WORK TO COMPLETE - Look through the data below. Show each line where the string "normal" occurs.

Records from a data collection -
+--

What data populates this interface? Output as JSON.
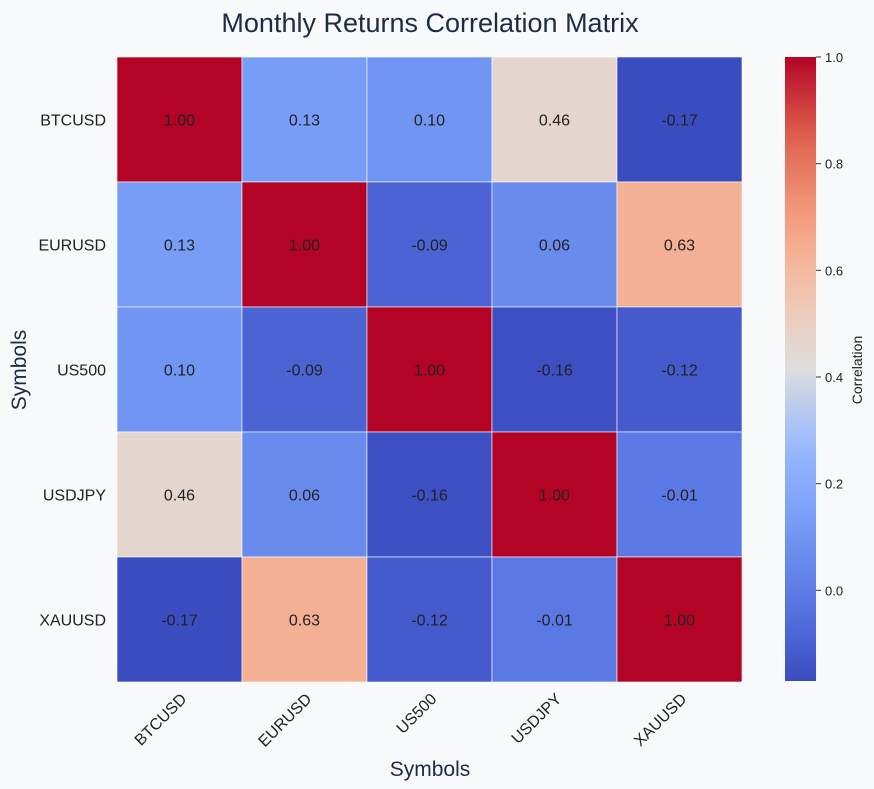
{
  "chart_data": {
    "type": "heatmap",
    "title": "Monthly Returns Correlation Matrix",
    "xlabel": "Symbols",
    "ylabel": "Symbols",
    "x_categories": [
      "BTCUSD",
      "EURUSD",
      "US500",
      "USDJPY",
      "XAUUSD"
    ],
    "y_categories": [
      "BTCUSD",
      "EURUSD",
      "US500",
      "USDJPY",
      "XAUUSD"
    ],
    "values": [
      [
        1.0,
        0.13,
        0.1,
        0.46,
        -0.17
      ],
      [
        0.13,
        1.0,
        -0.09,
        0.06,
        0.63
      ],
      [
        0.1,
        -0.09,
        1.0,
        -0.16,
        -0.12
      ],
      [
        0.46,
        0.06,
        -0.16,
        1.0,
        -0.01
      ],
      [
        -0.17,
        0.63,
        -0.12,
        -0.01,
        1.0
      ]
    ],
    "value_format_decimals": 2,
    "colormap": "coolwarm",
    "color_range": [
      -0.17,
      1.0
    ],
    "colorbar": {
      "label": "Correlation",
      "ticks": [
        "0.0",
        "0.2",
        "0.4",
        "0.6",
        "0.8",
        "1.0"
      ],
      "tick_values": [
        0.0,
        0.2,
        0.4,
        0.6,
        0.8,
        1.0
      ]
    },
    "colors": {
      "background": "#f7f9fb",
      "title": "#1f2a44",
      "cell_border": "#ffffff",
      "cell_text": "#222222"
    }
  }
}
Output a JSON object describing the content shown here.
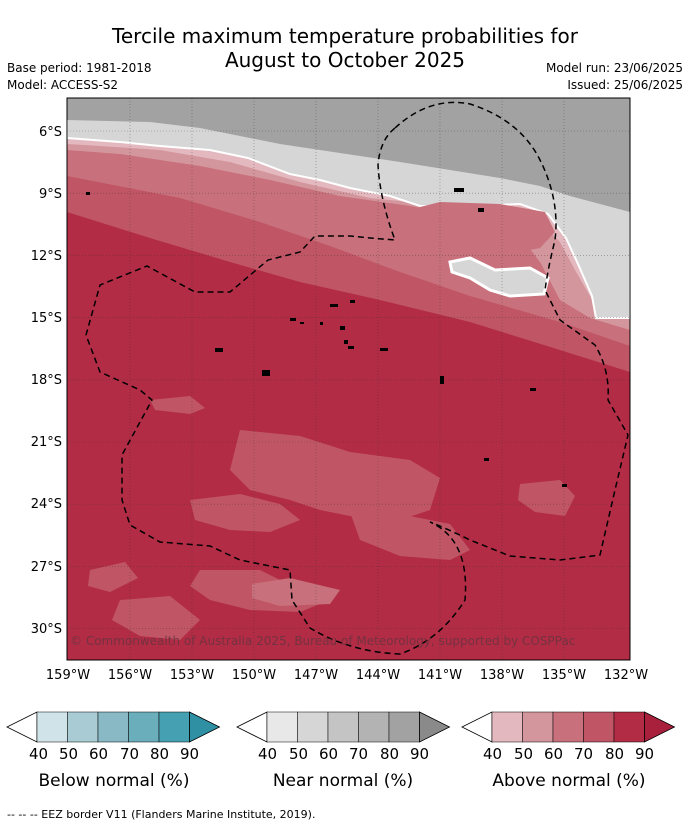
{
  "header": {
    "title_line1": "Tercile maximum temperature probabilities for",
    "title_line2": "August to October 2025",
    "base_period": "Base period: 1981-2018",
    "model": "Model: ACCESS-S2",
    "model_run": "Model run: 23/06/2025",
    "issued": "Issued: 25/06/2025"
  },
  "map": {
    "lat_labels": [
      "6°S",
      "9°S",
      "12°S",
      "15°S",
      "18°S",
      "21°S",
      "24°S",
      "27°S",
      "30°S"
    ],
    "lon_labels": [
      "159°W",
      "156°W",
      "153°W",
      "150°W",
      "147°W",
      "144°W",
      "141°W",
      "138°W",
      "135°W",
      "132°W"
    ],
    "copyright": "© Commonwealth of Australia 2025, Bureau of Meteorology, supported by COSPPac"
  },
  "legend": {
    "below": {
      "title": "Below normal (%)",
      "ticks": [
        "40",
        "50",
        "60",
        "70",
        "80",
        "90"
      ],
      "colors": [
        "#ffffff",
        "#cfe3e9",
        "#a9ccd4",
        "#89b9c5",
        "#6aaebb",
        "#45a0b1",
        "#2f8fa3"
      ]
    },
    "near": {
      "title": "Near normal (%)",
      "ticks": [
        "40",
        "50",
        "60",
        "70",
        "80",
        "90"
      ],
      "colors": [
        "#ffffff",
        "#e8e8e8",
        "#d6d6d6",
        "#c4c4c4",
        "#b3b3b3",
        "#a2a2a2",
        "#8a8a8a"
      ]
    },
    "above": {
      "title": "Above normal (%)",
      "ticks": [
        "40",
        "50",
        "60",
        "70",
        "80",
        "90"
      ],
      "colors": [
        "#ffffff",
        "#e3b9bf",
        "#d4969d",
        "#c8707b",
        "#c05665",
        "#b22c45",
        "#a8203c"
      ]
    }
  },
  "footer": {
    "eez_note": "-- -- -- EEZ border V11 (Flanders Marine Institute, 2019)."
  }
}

+--

FULL SOLUTION -
      "title": "Below normal (%)",
      "title": "Near normal (%)",
      "title": "Above normal (%)",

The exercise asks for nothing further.